■ **Task objective**: Pull out from the material below all lines with "Vault".

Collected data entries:
.....
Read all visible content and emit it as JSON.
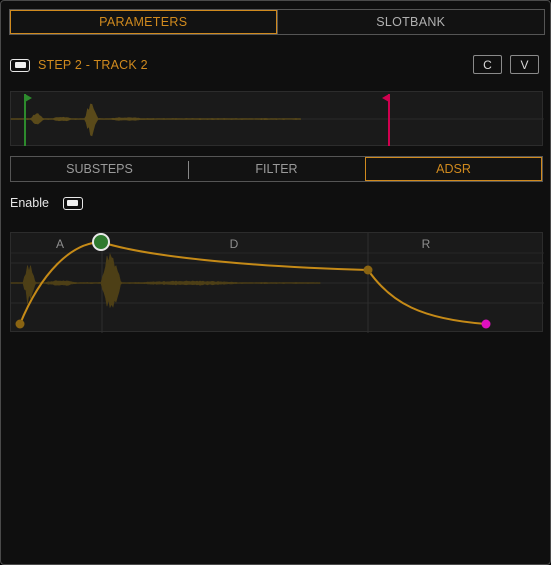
{
  "tabs": [
    {
      "label": "PARAMETERS",
      "active": true
    },
    {
      "label": "SLOTBANK",
      "active": false
    }
  ],
  "step": {
    "title": "STEP 2 - TRACK 2",
    "copy_label": "C",
    "paste_label": "V"
  },
  "subtabs": [
    {
      "label": "SUBSTEPS",
      "active": false
    },
    {
      "label": "FILTER",
      "active": false
    },
    {
      "label": "ADSR",
      "active": true
    }
  ],
  "enable": {
    "label": "Enable"
  },
  "envelope": {
    "segments": [
      "A",
      "D",
      "R"
    ]
  },
  "colors": {
    "accent": "#d08a1e",
    "curve": "#c58a17",
    "start_marker": "#2d8a2d",
    "end_marker": "#d0004f",
    "release_point": "#e010c0",
    "peak_point": "#2f7a2f",
    "waveform": "#5a4a1a"
  },
  "icons": {
    "start_marker": "flag-icon",
    "end_marker": "flag-icon"
  }
}
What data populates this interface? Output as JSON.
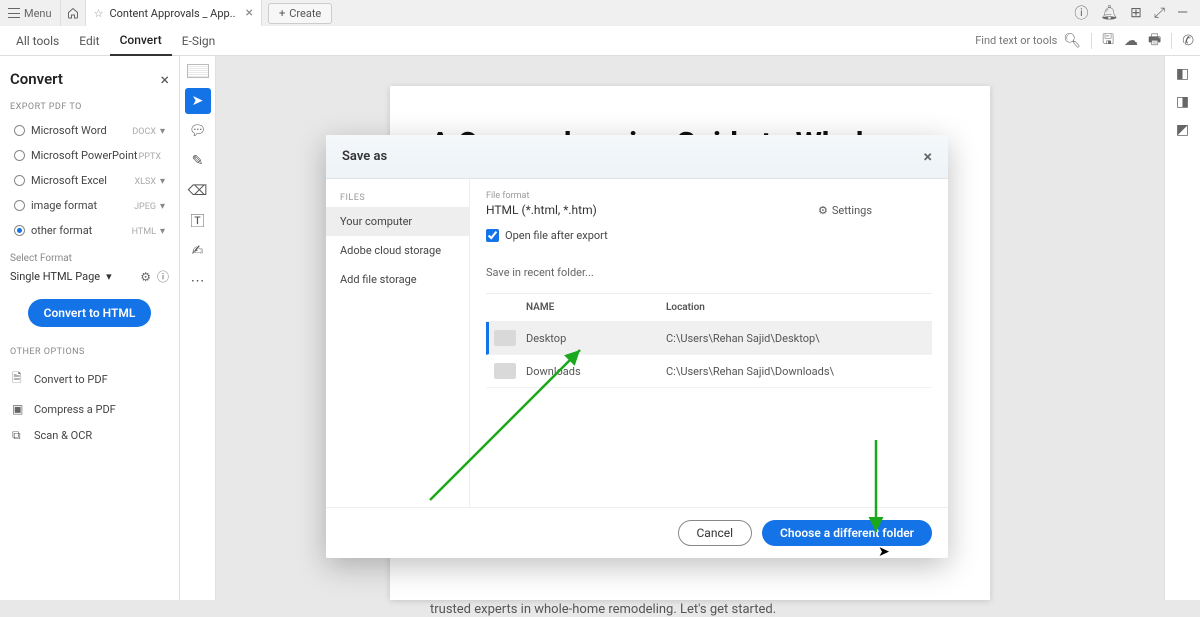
{
  "titlebar": {
    "menu": "Menu",
    "tab_title": "Content Approvals _ App..",
    "create": "Create"
  },
  "toolbar": {
    "all_tools": "All tools",
    "edit": "Edit",
    "convert": "Convert",
    "esign": "E-Sign",
    "search_placeholder": "Find text or tools"
  },
  "panel": {
    "title": "Convert",
    "export_label": "EXPORT PDF TO",
    "options": [
      {
        "label": "Microsoft Word",
        "fmt": "DOCX"
      },
      {
        "label": "Microsoft PowerPoint",
        "fmt": "PPTX"
      },
      {
        "label": "Microsoft Excel",
        "fmt": "XLSX"
      },
      {
        "label": "image format",
        "fmt": "JPEG"
      },
      {
        "label": "other format",
        "fmt": "HTML"
      }
    ],
    "select_format_label": "Select Format",
    "select_format_value": "Single HTML Page",
    "convert_button": "Convert to HTML",
    "other_options_label": "OTHER OPTIONS",
    "other_options": [
      "Convert to PDF",
      "Compress a PDF",
      "Scan & OCR"
    ]
  },
  "document": {
    "heading": "A Comprehensive Guide to Whole-",
    "body_tail": "trusted experts in whole-home remodeling. Let's get started."
  },
  "modal": {
    "title": "Save as",
    "files_label": "FILES",
    "side_items": [
      "Your computer",
      "Adobe cloud storage",
      "Add file storage"
    ],
    "file_format_label": "File format",
    "file_format_value": "HTML (*.html, *.htm)",
    "settings": "Settings",
    "open_after": "Open file after export",
    "recent_label": "Save in recent folder...",
    "col_name": "NAME",
    "col_location": "Location",
    "folders": [
      {
        "name": "Desktop",
        "location": "C:\\Users\\Rehan Sajid\\Desktop\\"
      },
      {
        "name": "Downloads",
        "location": "C:\\Users\\Rehan Sajid\\Downloads\\"
      }
    ],
    "cancel": "Cancel",
    "primary": "Choose a different folder"
  }
}
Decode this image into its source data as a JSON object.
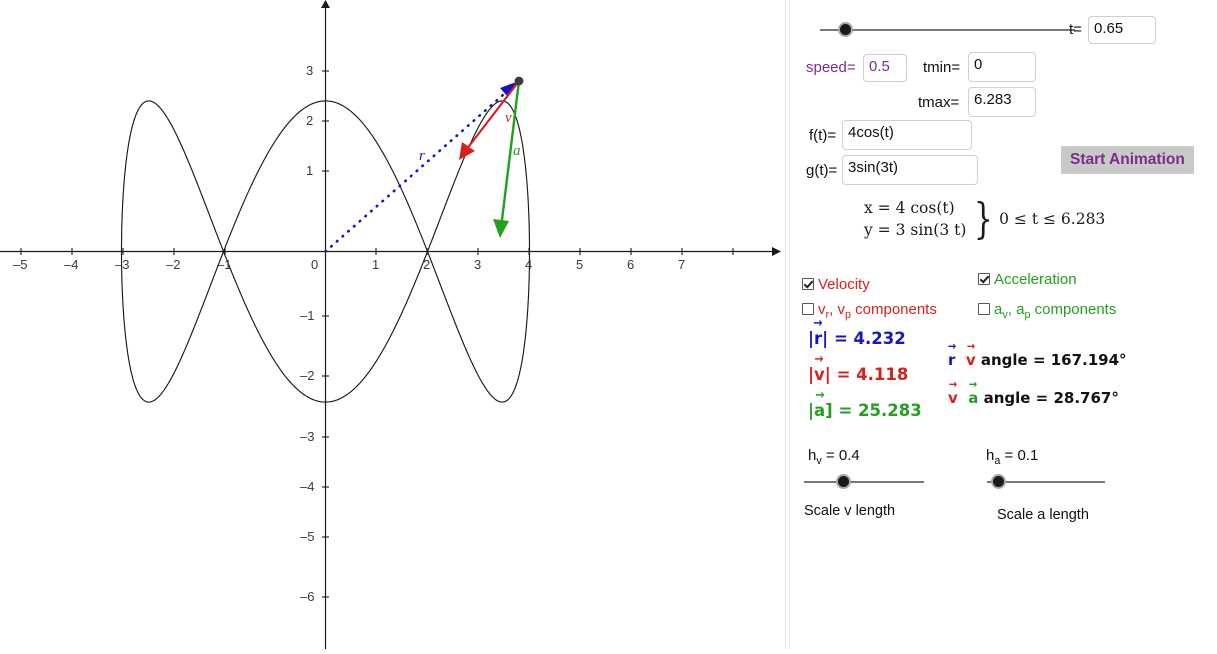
{
  "chart_data": {
    "type": "line",
    "title": "",
    "xlabel": "",
    "ylabel": "",
    "curve": "Lissajous parametric curve x = 4 cos(t), y = 3 sin(3t)",
    "parametric": {
      "x": "4 cos(t)",
      "y": "3 sin(3 t)",
      "t_min": 0,
      "t_max": 6.283
    },
    "xlim": [
      -5.6,
      7.4
    ],
    "ylim": [
      -6.6,
      3.55
    ],
    "xticks": [
      -5,
      -4,
      -3,
      -2,
      -1,
      0,
      1,
      2,
      3,
      4,
      5,
      6,
      7
    ],
    "yticks": [
      3,
      2,
      1,
      0,
      -1,
      -2,
      -3,
      -4,
      -5,
      -6
    ],
    "grid": false,
    "legend": "none",
    "point": {
      "label": "",
      "t": 0.65,
      "x": 3.166,
      "y": 2.784
    },
    "vectors": [
      {
        "name": "r",
        "label": "r",
        "color": "#1414c8",
        "style": "dotted",
        "from": [
          0,
          0
        ],
        "to": [
          3.166,
          2.784
        ]
      },
      {
        "name": "v",
        "label": "v",
        "color": "#d8211a",
        "style": "solid",
        "from": [
          3.166,
          2.784
        ],
        "to": [
          1.92,
          1.54
        ]
      },
      {
        "name": "a",
        "label": "a",
        "color": "#22a01f",
        "style": "solid",
        "from": [
          3.166,
          2.784
        ],
        "to": [
          2.9,
          0.33
        ]
      }
    ]
  },
  "graph": {
    "axis_x_labels": [
      "–5",
      "–4",
      "–3",
      "–2",
      "–1",
      "0",
      "1",
      "2",
      "3",
      "4",
      "5",
      "6",
      "7"
    ],
    "axis_y_labels": [
      "3",
      "2",
      "1",
      "–1",
      "–2",
      "–3",
      "–4",
      "–5",
      "–6"
    ],
    "origin_label": "0",
    "r_label": "r",
    "v_label": "v",
    "a_label": "a"
  },
  "controls": {
    "t_label": "t=",
    "t_value": "0.65",
    "t_slider_percent": 10,
    "speed_label": "speed=",
    "speed_value": "0.5",
    "tmin_label": "tmin=",
    "tmin_value": "0",
    "tmax_label": "tmax=",
    "tmax_value": "6.283",
    "ft_label": "f(t)=",
    "ft_value": "4cos(t)",
    "gt_label": "g(t)=",
    "gt_value": "3sin(3t)",
    "start_animation_label": "Start Animation"
  },
  "equations": {
    "line1": "x = 4  cos(t)",
    "line2": "y = 3  sin(3 t)",
    "range": "0 ≤ t ≤ 6.283"
  },
  "checkboxes": [
    {
      "name": "velocity",
      "label": "Velocity",
      "checked": true,
      "color": "#d8211a"
    },
    {
      "name": "acceleration",
      "label": "Acceleration",
      "checked": true,
      "color": "#22a01f"
    },
    {
      "name": "v-components",
      "label_html": "v<sub>r</sub>, v<sub>p</sub> components",
      "checked": false,
      "color": "#d8211a"
    },
    {
      "name": "a-components",
      "label_html": "a<sub>v</sub>, a<sub>p</sub> components",
      "checked": false,
      "color": "#22a01f"
    }
  ],
  "readouts": {
    "r_magnitude_value": "= 4.232",
    "v_magnitude_value": "= 4.118",
    "a_magnitude_value": "= 25.283",
    "r_symbol": "r",
    "v_symbol": "v",
    "a_symbol": "a",
    "rv_angle_text": "angle = 167.194°",
    "va_angle_text": "angle = 28.767°"
  },
  "scale_sliders": [
    {
      "name": "scale-v",
      "value_label": "h",
      "sub": "v",
      "value": "= 0.4",
      "percent": 33,
      "caption": "Scale v length"
    },
    {
      "name": "scale-a",
      "value_label": "h",
      "sub": "a",
      "value": "= 0.1",
      "percent": 10,
      "caption": "Scale a length"
    }
  ],
  "colors": {
    "r": "#1414c8",
    "v": "#d8211a",
    "a": "#22a01f",
    "accent_purple": "#7c2d8b",
    "button_bg": "#c9c9c9"
  }
}
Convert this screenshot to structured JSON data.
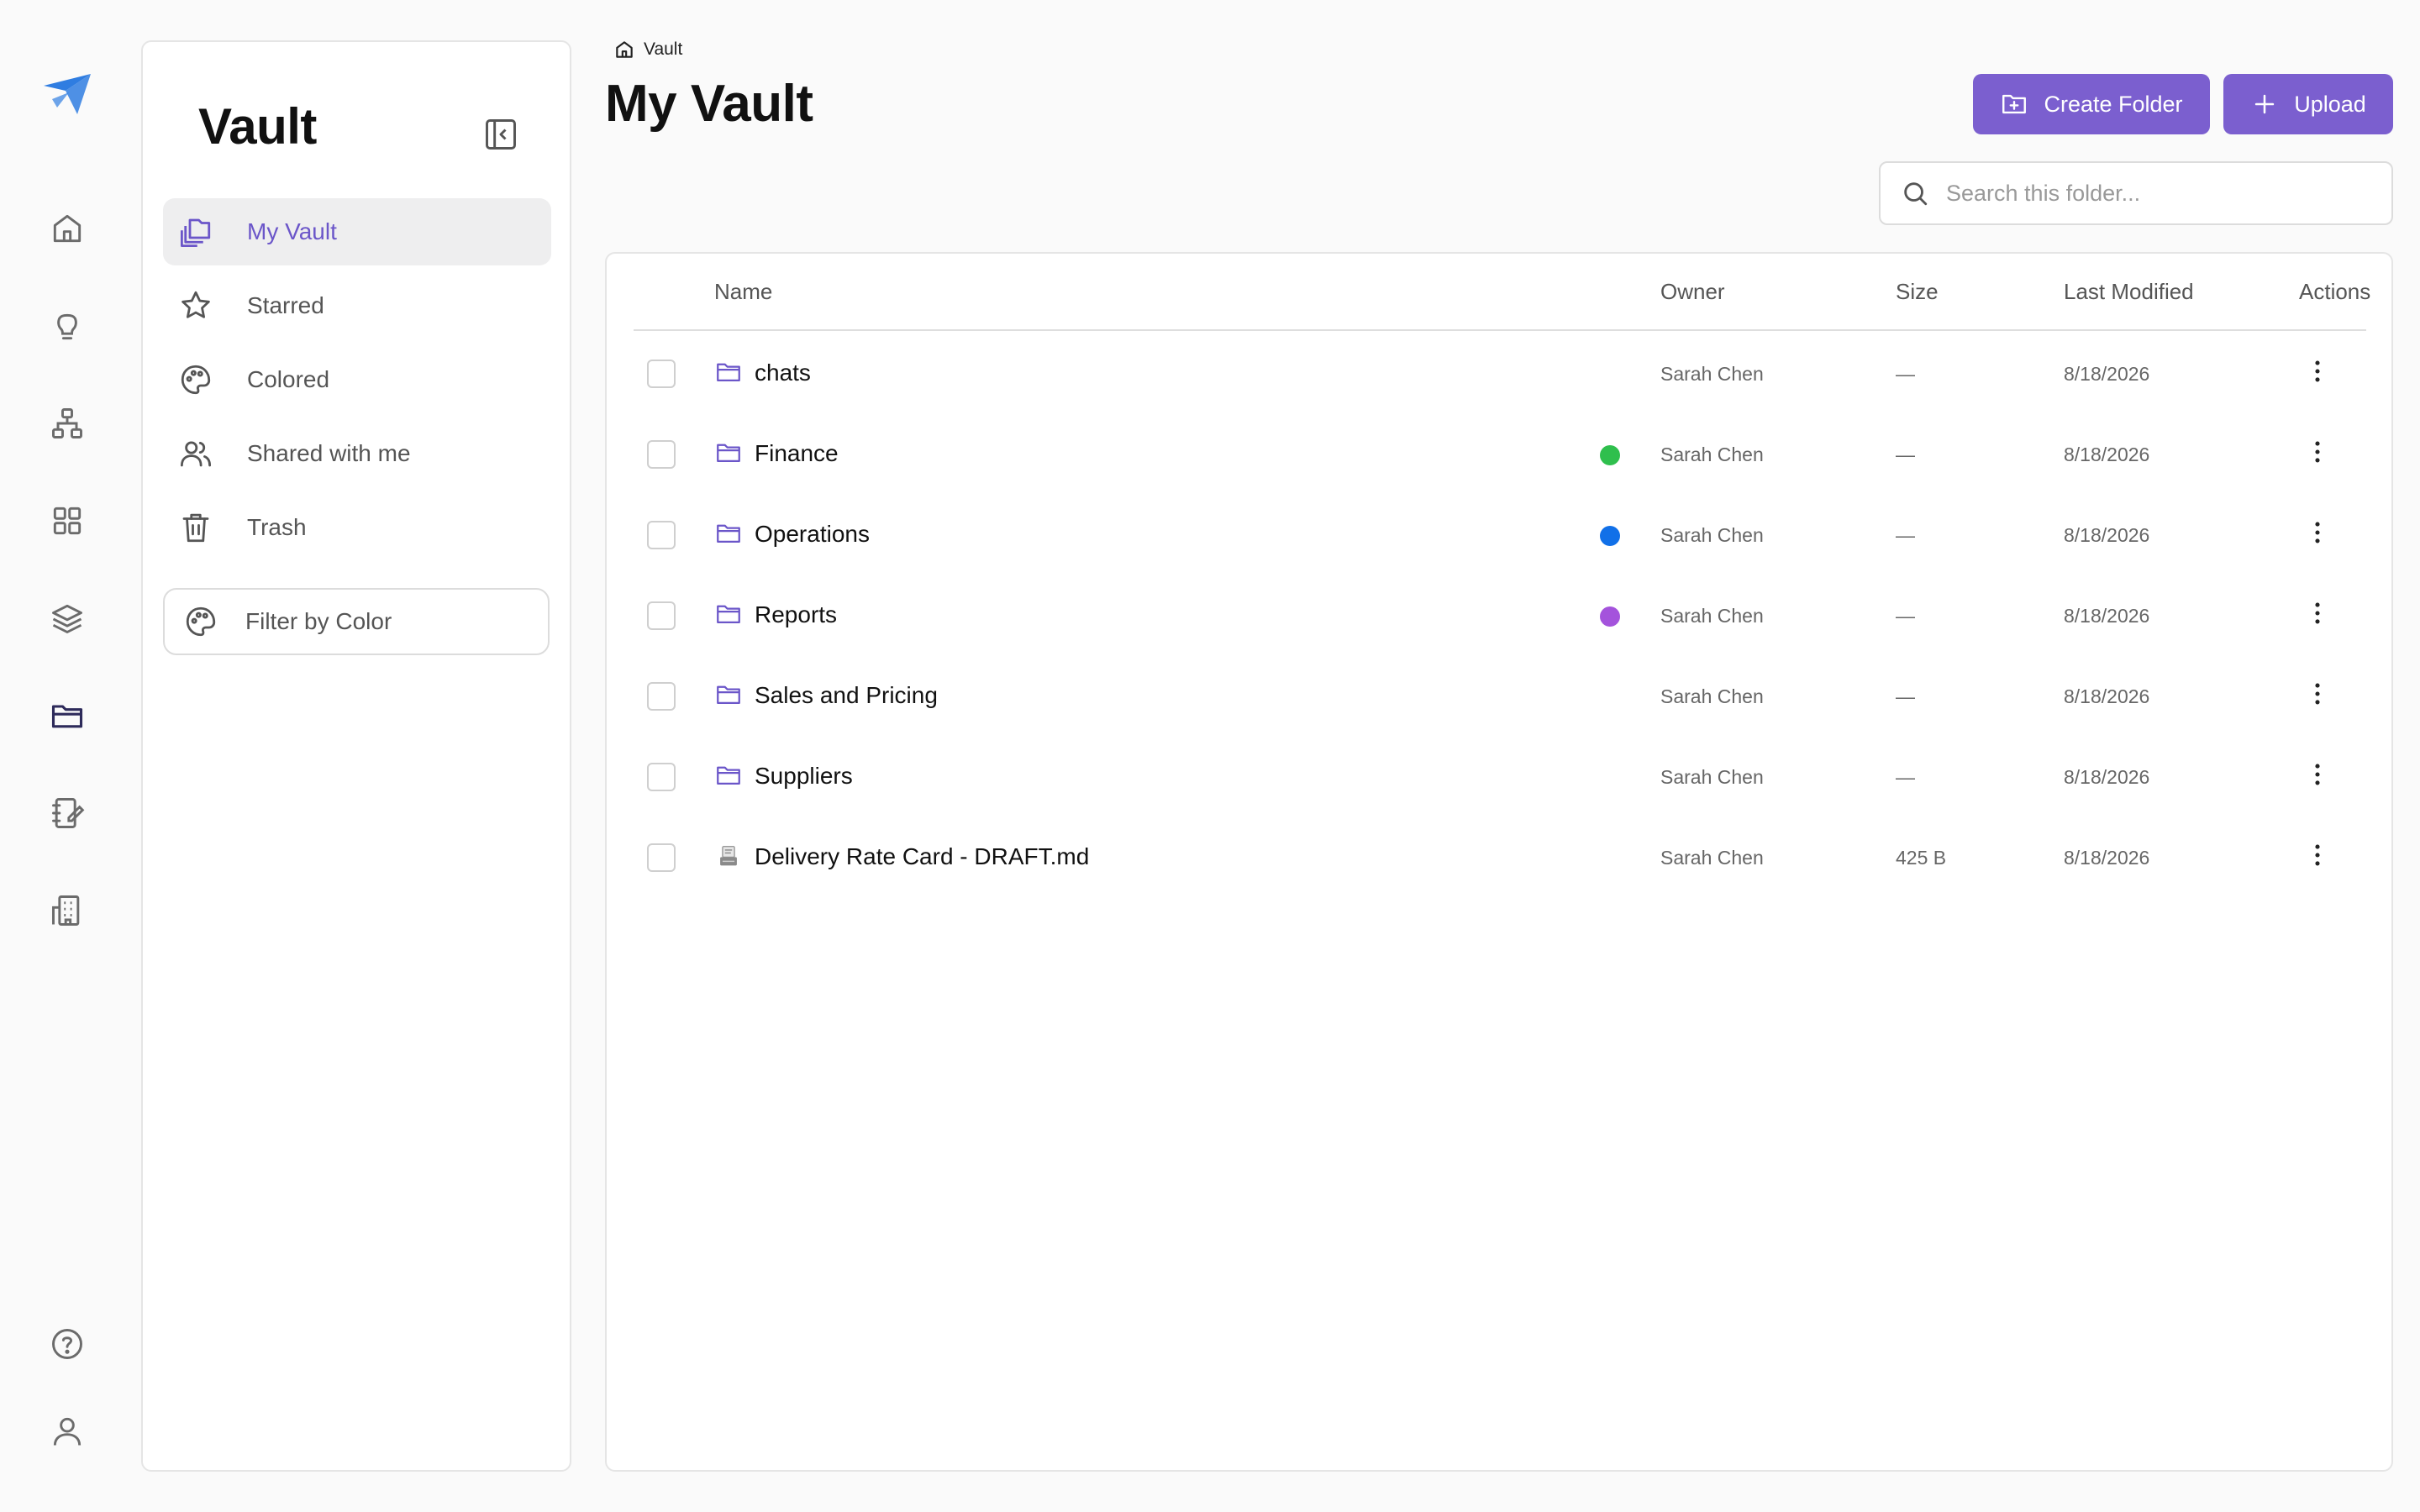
{
  "colors": {
    "accent": "#7b5fcf",
    "active_nav_text": "#6b56c9",
    "rail_icon": "#6b6b6b",
    "rail_active_icon": "#2d2a5a",
    "logo": "#2f7de1",
    "dot_green": "#2fbf4d",
    "dot_blue": "#1170e8",
    "dot_purple": "#a453dc"
  },
  "rail": {
    "items": [
      {
        "icon": "home-icon"
      },
      {
        "icon": "lightbulb-icon"
      },
      {
        "icon": "hierarchy-icon"
      },
      {
        "icon": "apps-grid-icon"
      },
      {
        "icon": "layers-icon"
      },
      {
        "icon": "folder-icon",
        "active": true
      },
      {
        "icon": "notebook-edit-icon"
      },
      {
        "icon": "building-icon"
      }
    ],
    "bottom": [
      {
        "icon": "help-circle-icon"
      },
      {
        "icon": "user-icon"
      }
    ]
  },
  "sidebar": {
    "title": "Vault",
    "items": [
      {
        "label": "My Vault",
        "icon": "copy-files-icon",
        "active": true
      },
      {
        "label": "Starred",
        "icon": "star-icon"
      },
      {
        "label": "Colored",
        "icon": "palette-icon"
      },
      {
        "label": "Shared with me",
        "icon": "users-icon"
      },
      {
        "label": "Trash",
        "icon": "trash-icon"
      }
    ],
    "filter_label": "Filter by Color"
  },
  "header": {
    "breadcrumb": "Vault",
    "title": "My Vault",
    "create_folder_label": "Create Folder",
    "upload_label": "Upload"
  },
  "search": {
    "placeholder": "Search this folder...",
    "value": ""
  },
  "table": {
    "columns": {
      "name": "Name",
      "owner": "Owner",
      "size": "Size",
      "modified": "Last Modified",
      "actions": "Actions"
    },
    "rows": [
      {
        "name": "chats",
        "type": "folder",
        "color": null,
        "owner": "Sarah Chen",
        "size": "—",
        "modified": "8/18/2026"
      },
      {
        "name": "Finance",
        "type": "folder",
        "color": "#2fbf4d",
        "owner": "Sarah Chen",
        "size": "—",
        "modified": "8/18/2026"
      },
      {
        "name": "Operations",
        "type": "folder",
        "color": "#1170e8",
        "owner": "Sarah Chen",
        "size": "—",
        "modified": "8/18/2026"
      },
      {
        "name": "Reports",
        "type": "folder",
        "color": "#a453dc",
        "owner": "Sarah Chen",
        "size": "—",
        "modified": "8/18/2026"
      },
      {
        "name": "Sales and Pricing",
        "type": "folder",
        "color": null,
        "owner": "Sarah Chen",
        "size": "—",
        "modified": "8/18/2026"
      },
      {
        "name": "Suppliers",
        "type": "folder",
        "color": null,
        "owner": "Sarah Chen",
        "size": "—",
        "modified": "8/18/2026"
      },
      {
        "name": "Delivery Rate Card - DRAFT.md",
        "type": "file",
        "color": null,
        "owner": "Sarah Chen",
        "size": "425 B",
        "modified": "8/18/2026"
      }
    ]
  }
}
.....
■ **Result of the exercise**:
    "title": "Vault",
        "label": "My Vault",
    "breadcrumb": "Vault",
    "title": "My Vault",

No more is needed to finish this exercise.